* Stated exercise: Write the material out again, line by line, exactly as it is.

* Provided data:

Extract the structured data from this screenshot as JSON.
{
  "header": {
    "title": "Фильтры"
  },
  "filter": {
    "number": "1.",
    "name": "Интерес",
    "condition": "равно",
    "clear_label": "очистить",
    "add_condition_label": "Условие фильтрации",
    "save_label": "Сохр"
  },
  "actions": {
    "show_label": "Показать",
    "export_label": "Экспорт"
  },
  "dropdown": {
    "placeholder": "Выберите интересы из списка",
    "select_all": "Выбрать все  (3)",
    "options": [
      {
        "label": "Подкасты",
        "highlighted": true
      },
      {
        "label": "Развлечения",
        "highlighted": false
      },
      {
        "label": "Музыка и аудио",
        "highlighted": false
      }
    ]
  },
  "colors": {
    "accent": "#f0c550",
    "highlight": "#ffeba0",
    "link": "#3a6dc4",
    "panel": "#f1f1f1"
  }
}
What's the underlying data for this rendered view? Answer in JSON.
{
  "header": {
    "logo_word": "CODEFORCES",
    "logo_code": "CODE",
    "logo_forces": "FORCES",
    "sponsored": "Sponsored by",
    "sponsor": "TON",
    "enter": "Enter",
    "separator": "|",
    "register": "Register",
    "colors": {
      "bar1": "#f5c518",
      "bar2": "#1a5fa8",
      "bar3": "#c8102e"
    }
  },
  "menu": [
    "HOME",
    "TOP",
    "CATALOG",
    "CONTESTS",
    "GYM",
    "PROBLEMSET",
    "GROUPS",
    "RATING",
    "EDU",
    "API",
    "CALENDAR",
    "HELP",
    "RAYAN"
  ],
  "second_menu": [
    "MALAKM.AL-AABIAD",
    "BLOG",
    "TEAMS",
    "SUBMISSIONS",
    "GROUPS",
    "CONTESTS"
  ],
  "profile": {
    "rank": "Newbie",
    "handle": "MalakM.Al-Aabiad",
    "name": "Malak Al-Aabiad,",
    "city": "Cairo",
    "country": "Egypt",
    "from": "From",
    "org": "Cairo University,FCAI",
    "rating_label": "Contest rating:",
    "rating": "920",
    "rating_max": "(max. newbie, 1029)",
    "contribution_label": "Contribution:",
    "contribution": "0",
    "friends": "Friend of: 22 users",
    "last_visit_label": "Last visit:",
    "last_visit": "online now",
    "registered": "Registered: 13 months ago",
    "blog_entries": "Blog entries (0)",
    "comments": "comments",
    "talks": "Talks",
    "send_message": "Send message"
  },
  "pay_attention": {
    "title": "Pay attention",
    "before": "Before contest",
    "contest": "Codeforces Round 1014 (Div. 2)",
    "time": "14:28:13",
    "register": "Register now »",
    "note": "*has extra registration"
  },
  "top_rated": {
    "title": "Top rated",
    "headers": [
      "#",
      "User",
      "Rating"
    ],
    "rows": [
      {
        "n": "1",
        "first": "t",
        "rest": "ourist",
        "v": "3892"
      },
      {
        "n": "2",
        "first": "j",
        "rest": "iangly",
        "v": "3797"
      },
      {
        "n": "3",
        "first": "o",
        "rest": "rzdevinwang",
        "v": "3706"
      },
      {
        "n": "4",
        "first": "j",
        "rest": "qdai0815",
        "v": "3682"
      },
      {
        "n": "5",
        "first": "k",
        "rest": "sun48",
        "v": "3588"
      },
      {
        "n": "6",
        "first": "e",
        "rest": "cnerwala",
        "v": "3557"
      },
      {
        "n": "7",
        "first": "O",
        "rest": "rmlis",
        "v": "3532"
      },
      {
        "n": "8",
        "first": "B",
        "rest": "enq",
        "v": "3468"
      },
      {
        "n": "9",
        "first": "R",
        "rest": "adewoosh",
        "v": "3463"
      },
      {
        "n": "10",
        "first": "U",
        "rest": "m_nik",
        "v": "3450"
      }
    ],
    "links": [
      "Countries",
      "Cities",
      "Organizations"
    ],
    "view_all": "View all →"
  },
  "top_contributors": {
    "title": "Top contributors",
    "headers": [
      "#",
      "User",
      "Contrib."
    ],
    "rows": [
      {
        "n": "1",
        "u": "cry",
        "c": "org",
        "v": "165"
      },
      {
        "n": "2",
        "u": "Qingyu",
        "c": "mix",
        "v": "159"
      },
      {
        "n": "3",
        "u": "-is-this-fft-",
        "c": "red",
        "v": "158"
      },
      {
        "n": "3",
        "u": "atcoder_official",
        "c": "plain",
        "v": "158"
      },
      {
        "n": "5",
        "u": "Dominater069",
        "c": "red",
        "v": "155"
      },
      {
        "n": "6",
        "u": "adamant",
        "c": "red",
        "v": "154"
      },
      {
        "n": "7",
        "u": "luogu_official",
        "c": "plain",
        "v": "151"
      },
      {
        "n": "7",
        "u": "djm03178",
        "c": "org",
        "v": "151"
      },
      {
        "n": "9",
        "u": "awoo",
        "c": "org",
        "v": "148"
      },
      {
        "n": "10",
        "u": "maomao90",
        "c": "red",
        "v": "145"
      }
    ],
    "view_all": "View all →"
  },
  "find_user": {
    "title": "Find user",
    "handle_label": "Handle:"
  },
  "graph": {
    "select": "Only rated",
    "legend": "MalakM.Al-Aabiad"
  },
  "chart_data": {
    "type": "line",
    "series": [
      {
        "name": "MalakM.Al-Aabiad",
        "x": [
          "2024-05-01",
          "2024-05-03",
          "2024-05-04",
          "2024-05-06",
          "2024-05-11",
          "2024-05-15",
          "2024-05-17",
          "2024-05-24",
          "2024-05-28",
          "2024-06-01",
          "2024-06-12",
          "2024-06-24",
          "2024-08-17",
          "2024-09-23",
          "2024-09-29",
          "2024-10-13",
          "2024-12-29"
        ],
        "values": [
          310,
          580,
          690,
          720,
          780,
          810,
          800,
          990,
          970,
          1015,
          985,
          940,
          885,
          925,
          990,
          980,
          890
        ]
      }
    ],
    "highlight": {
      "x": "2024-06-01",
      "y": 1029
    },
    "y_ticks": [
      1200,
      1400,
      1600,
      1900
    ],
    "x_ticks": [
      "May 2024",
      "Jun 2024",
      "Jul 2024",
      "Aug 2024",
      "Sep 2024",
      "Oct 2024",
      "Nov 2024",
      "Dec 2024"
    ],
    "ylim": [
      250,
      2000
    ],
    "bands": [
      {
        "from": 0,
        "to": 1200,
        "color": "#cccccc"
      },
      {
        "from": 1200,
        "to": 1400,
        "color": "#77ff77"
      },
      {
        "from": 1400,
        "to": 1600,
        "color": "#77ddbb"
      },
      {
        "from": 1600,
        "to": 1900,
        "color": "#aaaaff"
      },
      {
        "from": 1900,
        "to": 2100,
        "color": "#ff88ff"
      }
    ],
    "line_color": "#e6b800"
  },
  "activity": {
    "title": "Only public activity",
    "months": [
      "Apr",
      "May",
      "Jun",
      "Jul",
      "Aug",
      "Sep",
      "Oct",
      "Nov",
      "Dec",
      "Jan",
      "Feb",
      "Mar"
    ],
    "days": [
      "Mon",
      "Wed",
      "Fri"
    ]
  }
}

* Exercise answer:
Extract the structured data from this screenshot as JSON.
{
  "header": {
    "title": "Фильтры"
  },
  "filter": {
    "number": "1.",
    "name": "Интерес",
    "condition": "равно",
    "clear_label": "очистить",
    "add_condition_label": "Условие фильтрации",
    "save_label": "Сохр"
  },
  "actions": {
    "show_label": "Показать",
    "export_label": "Экспорт"
  },
  "dropdown": {
    "placeholder": "Выберите интересы из списка",
    "select_all": "Выбрать все  (3)",
    "options": [
      {
        "label": "Подкасты",
        "highlighted": true
      },
      {
        "label": "Развлечения",
        "highlighted": false
      },
      {
        "label": "Музыка и аудио",
        "highlighted": false
      }
    ]
  },
  "colors": {
    "accent": "#f0c550",
    "highlight": "#ffeba0",
    "link": "#3a6dc4",
    "panel": "#f1f1f1"
  }
}
What's the underlying data for this rendered view? Answer in JSON.
{
  "header": {
    "logo_word": "CODEFORCES",
    "logo_code": "CODE",
    "logo_forces": "FORCES",
    "sponsored": "Sponsored by",
    "sponsor": "TON",
    "enter": "Enter",
    "separator": "|",
    "register": "Register",
    "colors": {
      "bar1": "#f5c518",
      "bar2": "#1a5fa8",
      "bar3": "#c8102e"
    }
  },
  "menu": [
    "HOME",
    "TOP",
    "CATALOG",
    "CONTESTS",
    "GYM",
    "PROBLEMSET",
    "GROUPS",
    "RATING",
    "EDU",
    "API",
    "CALENDAR",
    "HELP",
    "RAYAN"
  ],
  "second_menu": [
    "MALAKM.AL-AABIAD",
    "BLOG",
    "TEAMS",
    "SUBMISSIONS",
    "GROUPS",
    "CONTESTS"
  ],
  "profile": {
    "rank": "Newbie",
    "handle": "MalakM.Al-Aabiad",
    "name": "Malak Al-Aabiad,",
    "city": "Cairo",
    "country": "Egypt",
    "from": "From",
    "org": "Cairo University,FCAI",
    "rating_label": "Contest rating:",
    "rating": "920",
    "rating_max": "(max. newbie, 1029)",
    "contribution_label": "Contribution:",
    "contribution": "0",
    "friends": "Friend of: 22 users",
    "last_visit_label": "Last visit:",
    "last_visit": "online now",
    "registered": "Registered: 13 months ago",
    "blog_entries": "Blog entries (0)",
    "comments": "comments",
    "talks": "Talks",
    "send_message": "Send message"
  },
  "pay_attention": {
    "title": "Pay attention",
    "before": "Before contest",
    "contest": "Codeforces Round 1014 (Div. 2)",
    "time": "14:28:13",
    "register": "Register now »",
    "note": "*has extra registration"
  },
  "top_rated": {
    "title": "Top rated",
    "headers": [
      "#",
      "User",
      "Rating"
    ],
    "rows": [
      {
        "n": "1",
        "first": "t",
        "rest": "ourist",
        "v": "3892"
      },
      {
        "n": "2",
        "first": "j",
        "rest": "iangly",
        "v": "3797"
      },
      {
        "n": "3",
        "first": "o",
        "rest": "rzdevinwang",
        "v": "3706"
      },
      {
        "n": "4",
        "first": "j",
        "rest": "qdai0815",
        "v": "3682"
      },
      {
        "n": "5",
        "first": "k",
        "rest": "sun48",
        "v": "3588"
      },
      {
        "n": "6",
        "first": "e",
        "rest": "cnerwala",
        "v": "3557"
      },
      {
        "n": "7",
        "first": "O",
        "rest": "rmlis",
        "v": "3532"
      },
      {
        "n": "8",
        "first": "B",
        "rest": "enq",
        "v": "3468"
      },
      {
        "n": "9",
        "first": "R",
        "rest": "adewoosh",
        "v": "3463"
      },
      {
        "n": "10",
        "first": "U",
        "rest": "m_nik",
        "v": "3450"
      }
    ],
    "links": [
      "Countries",
      "Cities",
      "Organizations"
    ],
    "view_all": "View all →"
  },
  "top_contributors": {
    "title": "Top contributors",
    "headers": [
      "#",
      "User",
      "Contrib."
    ],
    "rows": [
      {
        "n": "1",
        "u": "cry",
        "c": "org",
        "v": "165"
      },
      {
        "n": "2",
        "u": "Qingyu",
        "c": "mix",
        "v": "159"
      },
      {
        "n": "3",
        "u": "-is-this-fft-",
        "c": "red",
        "v": "158"
      },
      {
        "n": "3",
        "u": "atcoder_official",
        "c": "plain",
        "v": "158"
      },
      {
        "n": "5",
        "u": "Dominater069",
        "c": "red",
        "v": "155"
      },
      {
        "n": "6",
        "u": "adamant",
        "c": "red",
        "v": "154"
      },
      {
        "n": "7",
        "u": "luogu_official",
        "c": "plain",
        "v": "151"
      },
      {
        "n": "7",
        "u": "djm03178",
        "c": "org",
        "v": "151"
      },
      {
        "n": "9",
        "u": "awoo",
        "c": "org",
        "v": "148"
      },
      {
        "n": "10",
        "u": "maomao90",
        "c": "red",
        "v": "145"
      }
    ],
    "view_all": "View all →"
  },
  "find_user": {
    "title": "Find user",
    "handle_label": "Handle:"
  },
  "graph": {
    "select": "Only rated",
    "legend": "MalakM.Al-Aabiad"
  },
  "chart_data": {
    "type": "line",
    "series": [
      {
        "name": "MalakM.Al-Aabiad",
        "x": [
          "2024-05-01",
          "2024-05-03",
          "2024-05-04",
          "2024-05-06",
          "2024-05-11",
          "2024-05-15",
          "2024-05-17",
          "2024-05-24",
          "2024-05-28",
          "2024-06-01",
          "2024-06-12",
          "2024-06-24",
          "2024-08-17",
          "2024-09-23",
          "2024-09-29",
          "2024-10-13",
          "2024-12-29"
        ],
        "values": [
          310,
          580,
          690,
          720,
          780,
          810,
          800,
          990,
          970,
          1015,
          985,
          940,
          885,
          925,
          990,
          980,
          890
        ]
      }
    ],
    "highlight": {
      "x": "2024-06-01",
      "y": 1029
    },
    "y_ticks": [
      1200,
      1400,
      1600,
      1900
    ],
    "x_ticks": [
      "May 2024",
      "Jun 2024",
      "Jul 2024",
      "Aug 2024",
      "Sep 2024",
      "Oct 2024",
      "Nov 2024",
      "Dec 2024"
    ],
    "ylim": [
      250,
      2000
    ],
    "bands": [
      {
        "from": 0,
        "to": 1200,
        "color": "#cccccc"
      },
      {
        "from": 1200,
        "to": 1400,
        "color": "#77ff77"
      },
      {
        "from": 1400,
        "to": 1600,
        "color": "#77ddbb"
      },
      {
        "from": 1600,
        "to": 1900,
        "color": "#aaaaff"
      },
      {
        "from": 1900,
        "to": 2100,
        "color": "#ff88ff"
      }
    ],
    "line_color": "#e6b800"
  },
  "activity": {
    "title": "Only public activity",
    "months": [
      "Apr",
      "May",
      "Jun",
      "Jul",
      "Aug",
      "Sep",
      "Oct",
      "Nov",
      "Dec",
      "Jan",
      "Feb",
      "Mar"
    ],
    "days": [
      "Mon",
      "Wed",
      "Fri"
    ]
  }
}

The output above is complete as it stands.